**EXERCISE PROMPT:** How many of the lines below contain "title"? Answer with that number alone.

**INPUT:**
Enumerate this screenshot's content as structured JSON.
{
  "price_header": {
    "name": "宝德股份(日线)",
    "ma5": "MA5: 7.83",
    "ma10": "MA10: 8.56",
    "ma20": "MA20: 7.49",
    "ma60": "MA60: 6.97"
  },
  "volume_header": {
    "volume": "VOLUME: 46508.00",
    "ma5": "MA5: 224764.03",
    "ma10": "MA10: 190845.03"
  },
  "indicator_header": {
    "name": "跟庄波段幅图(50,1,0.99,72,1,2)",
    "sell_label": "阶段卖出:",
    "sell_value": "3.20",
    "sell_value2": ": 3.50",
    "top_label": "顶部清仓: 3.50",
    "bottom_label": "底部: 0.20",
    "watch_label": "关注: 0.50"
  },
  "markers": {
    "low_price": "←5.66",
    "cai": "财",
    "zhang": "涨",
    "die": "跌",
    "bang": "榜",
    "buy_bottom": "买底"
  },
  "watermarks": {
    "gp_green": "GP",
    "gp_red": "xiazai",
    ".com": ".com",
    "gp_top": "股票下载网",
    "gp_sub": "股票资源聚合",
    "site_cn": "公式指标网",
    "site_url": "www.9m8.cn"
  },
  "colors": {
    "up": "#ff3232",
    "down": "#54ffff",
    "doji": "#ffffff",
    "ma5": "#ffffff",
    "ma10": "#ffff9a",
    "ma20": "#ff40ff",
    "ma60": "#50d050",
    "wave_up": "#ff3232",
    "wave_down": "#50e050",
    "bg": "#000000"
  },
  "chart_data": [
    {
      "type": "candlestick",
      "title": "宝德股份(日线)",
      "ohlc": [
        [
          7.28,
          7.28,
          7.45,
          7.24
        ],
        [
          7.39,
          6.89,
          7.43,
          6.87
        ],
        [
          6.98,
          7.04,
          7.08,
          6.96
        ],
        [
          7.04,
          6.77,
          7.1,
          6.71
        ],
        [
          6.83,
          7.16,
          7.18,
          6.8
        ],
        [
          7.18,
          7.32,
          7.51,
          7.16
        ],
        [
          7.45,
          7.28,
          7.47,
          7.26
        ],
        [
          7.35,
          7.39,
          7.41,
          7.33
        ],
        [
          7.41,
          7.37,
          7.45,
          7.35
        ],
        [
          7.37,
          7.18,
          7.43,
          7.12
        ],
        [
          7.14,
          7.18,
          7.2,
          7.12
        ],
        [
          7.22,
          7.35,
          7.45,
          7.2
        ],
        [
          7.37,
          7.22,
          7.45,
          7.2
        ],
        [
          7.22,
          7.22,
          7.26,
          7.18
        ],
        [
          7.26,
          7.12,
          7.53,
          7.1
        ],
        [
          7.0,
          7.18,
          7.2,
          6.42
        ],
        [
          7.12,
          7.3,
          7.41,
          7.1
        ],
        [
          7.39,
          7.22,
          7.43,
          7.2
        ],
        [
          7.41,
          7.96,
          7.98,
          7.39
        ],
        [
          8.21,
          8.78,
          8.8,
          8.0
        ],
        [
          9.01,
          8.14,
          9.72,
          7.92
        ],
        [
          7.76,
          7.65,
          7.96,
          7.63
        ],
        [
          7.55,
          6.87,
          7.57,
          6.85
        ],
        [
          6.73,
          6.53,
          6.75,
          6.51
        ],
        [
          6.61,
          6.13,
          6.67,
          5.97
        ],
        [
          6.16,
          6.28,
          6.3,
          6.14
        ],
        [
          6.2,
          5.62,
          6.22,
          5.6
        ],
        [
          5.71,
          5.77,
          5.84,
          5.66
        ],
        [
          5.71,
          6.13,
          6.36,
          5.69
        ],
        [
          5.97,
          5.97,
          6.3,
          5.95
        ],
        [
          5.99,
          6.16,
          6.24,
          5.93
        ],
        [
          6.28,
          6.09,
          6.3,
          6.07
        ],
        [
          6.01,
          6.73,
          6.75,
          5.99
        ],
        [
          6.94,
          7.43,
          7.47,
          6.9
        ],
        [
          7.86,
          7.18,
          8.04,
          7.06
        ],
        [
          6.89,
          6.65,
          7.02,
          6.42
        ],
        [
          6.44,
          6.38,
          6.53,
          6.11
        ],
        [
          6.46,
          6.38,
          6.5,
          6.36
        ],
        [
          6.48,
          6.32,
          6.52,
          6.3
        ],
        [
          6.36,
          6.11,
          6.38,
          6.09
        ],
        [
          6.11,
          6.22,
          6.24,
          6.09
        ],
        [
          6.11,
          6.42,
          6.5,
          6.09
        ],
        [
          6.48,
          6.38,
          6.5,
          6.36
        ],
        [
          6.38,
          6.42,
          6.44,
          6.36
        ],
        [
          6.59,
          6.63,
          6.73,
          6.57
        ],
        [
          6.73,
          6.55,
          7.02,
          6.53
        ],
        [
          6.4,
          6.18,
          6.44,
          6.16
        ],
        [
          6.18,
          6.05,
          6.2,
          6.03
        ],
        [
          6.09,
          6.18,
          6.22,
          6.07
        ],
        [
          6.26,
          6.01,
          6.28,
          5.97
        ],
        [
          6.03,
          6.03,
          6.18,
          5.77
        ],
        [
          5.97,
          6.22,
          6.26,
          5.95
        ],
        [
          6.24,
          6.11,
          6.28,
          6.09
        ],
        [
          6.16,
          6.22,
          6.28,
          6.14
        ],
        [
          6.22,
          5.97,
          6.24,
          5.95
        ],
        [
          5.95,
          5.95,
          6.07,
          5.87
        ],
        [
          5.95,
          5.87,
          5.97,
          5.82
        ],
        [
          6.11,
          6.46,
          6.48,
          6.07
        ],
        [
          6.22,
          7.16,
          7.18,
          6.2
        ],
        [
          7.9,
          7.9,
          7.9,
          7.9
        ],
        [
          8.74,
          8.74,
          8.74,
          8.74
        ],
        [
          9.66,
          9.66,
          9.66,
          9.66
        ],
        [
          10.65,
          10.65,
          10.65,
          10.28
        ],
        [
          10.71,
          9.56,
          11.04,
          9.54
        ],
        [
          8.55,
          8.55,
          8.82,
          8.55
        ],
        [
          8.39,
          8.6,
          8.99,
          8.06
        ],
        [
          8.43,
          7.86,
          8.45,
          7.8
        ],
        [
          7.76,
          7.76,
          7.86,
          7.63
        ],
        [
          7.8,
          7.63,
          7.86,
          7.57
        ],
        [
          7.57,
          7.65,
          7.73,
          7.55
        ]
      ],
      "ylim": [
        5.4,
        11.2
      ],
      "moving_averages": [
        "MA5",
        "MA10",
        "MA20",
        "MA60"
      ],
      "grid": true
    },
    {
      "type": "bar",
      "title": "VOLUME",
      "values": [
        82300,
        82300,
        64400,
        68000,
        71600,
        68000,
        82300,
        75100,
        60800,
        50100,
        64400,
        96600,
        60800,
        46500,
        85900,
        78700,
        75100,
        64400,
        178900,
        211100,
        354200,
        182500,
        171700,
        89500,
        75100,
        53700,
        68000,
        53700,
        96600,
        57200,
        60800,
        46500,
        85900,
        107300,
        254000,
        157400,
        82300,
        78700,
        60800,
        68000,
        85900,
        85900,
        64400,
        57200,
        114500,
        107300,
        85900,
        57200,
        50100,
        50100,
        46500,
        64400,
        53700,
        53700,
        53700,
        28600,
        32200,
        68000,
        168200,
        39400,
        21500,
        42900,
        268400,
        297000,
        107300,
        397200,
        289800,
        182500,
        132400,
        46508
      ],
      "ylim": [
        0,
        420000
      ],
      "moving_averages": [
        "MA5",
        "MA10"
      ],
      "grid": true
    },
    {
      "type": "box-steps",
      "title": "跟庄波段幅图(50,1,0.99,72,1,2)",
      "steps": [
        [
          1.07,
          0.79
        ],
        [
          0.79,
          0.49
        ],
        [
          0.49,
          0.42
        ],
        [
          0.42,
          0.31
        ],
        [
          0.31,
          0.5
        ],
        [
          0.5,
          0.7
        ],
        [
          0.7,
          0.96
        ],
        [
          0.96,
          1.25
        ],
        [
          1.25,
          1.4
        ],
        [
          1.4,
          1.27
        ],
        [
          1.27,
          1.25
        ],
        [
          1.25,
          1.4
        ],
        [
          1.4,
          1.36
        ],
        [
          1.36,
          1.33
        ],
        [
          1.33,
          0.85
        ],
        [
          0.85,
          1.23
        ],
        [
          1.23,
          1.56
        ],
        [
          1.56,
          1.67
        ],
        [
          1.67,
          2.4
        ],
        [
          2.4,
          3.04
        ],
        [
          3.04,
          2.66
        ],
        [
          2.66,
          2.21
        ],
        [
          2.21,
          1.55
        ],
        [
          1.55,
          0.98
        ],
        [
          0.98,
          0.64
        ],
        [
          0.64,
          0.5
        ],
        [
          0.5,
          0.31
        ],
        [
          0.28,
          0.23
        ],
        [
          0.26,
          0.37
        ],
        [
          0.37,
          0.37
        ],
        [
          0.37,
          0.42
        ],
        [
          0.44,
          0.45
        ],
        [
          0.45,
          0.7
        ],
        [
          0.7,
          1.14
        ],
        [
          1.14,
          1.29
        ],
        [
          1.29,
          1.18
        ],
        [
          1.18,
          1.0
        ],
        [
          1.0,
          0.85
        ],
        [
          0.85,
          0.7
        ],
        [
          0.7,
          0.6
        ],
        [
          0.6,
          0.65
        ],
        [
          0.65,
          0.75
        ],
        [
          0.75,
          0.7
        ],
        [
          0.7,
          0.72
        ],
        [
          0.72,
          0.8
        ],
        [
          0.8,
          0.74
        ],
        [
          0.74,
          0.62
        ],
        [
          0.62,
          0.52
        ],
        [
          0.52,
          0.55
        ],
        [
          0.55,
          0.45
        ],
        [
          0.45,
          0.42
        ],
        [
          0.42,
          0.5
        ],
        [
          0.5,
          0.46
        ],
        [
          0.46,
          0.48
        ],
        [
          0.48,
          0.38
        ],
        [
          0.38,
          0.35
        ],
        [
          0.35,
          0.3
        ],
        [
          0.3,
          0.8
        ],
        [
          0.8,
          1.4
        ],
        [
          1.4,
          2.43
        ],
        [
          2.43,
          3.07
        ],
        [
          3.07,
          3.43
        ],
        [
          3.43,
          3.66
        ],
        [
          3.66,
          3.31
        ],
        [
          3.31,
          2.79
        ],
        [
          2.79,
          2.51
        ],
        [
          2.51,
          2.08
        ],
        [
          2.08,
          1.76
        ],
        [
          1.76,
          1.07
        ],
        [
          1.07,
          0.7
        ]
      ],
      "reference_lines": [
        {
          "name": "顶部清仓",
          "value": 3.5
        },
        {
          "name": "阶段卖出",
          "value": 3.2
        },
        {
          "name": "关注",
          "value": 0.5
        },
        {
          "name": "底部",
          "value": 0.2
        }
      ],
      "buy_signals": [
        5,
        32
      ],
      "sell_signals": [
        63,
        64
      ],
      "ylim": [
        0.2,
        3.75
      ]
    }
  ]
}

**RESULT OF THE TASK:** 3